- The task
Find and copy each line of the records where the string "immer" shows up.

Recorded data

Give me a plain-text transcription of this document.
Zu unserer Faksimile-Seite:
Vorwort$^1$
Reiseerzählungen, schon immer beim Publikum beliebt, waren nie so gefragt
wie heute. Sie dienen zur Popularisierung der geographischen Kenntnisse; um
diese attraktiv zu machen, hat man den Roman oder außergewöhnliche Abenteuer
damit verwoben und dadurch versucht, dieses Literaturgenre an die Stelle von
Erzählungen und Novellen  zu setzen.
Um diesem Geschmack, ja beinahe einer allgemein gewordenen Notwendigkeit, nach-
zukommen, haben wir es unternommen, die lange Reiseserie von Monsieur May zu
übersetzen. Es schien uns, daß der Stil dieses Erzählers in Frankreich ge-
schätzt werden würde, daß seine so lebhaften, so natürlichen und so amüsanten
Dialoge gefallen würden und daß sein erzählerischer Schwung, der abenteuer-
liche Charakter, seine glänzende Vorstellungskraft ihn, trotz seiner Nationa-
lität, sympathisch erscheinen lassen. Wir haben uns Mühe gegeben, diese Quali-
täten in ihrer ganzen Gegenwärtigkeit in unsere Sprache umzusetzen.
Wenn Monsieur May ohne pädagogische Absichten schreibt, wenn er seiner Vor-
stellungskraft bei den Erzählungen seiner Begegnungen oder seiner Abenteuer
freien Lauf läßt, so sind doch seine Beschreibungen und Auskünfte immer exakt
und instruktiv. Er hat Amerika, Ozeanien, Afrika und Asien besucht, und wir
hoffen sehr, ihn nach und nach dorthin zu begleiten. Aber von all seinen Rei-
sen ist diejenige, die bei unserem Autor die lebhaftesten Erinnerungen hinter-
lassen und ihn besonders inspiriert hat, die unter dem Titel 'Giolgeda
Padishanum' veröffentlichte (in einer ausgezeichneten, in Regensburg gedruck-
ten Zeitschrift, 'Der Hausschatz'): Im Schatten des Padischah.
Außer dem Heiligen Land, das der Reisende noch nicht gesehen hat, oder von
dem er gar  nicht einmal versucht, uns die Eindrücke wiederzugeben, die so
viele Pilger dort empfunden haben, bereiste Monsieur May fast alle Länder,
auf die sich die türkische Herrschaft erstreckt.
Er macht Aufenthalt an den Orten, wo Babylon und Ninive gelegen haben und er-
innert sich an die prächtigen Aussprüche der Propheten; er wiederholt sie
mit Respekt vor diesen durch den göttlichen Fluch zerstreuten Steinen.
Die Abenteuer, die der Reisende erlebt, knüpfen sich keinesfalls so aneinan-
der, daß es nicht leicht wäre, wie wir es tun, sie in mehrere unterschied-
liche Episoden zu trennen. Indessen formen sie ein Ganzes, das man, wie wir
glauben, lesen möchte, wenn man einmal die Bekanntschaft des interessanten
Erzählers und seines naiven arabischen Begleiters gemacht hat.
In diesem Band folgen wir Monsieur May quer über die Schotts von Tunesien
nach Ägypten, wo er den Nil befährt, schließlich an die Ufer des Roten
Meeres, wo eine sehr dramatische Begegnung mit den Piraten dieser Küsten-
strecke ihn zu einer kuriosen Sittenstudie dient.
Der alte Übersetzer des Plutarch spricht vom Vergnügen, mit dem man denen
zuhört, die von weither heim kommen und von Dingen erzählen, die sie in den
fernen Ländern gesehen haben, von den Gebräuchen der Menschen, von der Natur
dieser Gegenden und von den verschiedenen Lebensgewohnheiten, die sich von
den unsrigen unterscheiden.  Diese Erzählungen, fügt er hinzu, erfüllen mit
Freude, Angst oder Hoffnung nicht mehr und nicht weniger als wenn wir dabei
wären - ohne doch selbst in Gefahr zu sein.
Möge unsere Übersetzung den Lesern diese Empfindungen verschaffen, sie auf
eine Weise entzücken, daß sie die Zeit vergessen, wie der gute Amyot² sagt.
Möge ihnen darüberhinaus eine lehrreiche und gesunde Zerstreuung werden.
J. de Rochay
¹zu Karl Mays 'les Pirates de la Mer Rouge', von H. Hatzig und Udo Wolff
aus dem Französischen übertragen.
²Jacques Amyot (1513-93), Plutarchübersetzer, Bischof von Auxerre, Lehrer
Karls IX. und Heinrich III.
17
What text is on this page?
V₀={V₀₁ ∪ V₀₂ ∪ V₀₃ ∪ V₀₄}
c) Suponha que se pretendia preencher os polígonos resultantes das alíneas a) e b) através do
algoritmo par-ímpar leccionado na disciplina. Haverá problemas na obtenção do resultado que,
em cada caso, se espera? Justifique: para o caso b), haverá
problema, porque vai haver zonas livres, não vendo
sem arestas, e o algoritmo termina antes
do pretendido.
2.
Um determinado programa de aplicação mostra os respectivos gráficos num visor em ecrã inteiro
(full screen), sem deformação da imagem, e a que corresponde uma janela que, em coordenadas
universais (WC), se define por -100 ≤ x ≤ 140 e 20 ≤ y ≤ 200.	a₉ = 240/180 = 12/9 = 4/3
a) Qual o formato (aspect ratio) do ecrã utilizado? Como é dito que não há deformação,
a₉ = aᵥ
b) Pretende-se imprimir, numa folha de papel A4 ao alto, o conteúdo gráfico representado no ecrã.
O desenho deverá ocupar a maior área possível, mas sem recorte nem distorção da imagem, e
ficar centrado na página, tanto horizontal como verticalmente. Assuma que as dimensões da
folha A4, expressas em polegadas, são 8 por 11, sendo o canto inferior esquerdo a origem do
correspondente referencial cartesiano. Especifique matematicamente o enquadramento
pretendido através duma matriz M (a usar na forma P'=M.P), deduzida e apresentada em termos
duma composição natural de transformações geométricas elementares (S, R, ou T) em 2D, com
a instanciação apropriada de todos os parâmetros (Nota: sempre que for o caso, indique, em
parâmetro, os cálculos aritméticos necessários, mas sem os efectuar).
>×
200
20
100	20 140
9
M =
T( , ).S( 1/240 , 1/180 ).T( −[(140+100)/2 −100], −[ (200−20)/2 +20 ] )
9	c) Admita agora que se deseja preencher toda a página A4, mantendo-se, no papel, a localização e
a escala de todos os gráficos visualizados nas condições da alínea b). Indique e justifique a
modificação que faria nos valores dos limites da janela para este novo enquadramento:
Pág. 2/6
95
...
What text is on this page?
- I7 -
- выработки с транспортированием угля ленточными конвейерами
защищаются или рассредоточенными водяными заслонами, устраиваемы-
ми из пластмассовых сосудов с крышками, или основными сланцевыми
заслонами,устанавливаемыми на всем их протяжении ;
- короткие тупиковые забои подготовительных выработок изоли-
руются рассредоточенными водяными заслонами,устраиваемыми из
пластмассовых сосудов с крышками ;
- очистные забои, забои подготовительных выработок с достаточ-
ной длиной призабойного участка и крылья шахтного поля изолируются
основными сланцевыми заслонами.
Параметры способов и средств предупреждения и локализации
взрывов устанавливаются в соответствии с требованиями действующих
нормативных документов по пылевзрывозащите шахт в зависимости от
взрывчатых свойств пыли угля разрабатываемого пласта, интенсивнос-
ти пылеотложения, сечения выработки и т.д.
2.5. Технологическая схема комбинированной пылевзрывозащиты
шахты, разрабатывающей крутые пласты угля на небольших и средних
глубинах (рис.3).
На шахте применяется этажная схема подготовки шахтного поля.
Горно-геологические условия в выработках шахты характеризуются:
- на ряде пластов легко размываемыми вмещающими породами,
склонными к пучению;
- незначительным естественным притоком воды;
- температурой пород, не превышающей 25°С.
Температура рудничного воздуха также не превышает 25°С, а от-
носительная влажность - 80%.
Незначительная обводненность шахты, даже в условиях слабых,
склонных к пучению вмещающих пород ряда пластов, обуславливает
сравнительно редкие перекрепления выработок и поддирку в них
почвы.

- Final answer
Reiseerzählungen, schon immer beim Publikum beliebt, waren nie so gefragt
freien Lauf läßt, so sind doch seine Beschreibungen und Auskünfte immer exakt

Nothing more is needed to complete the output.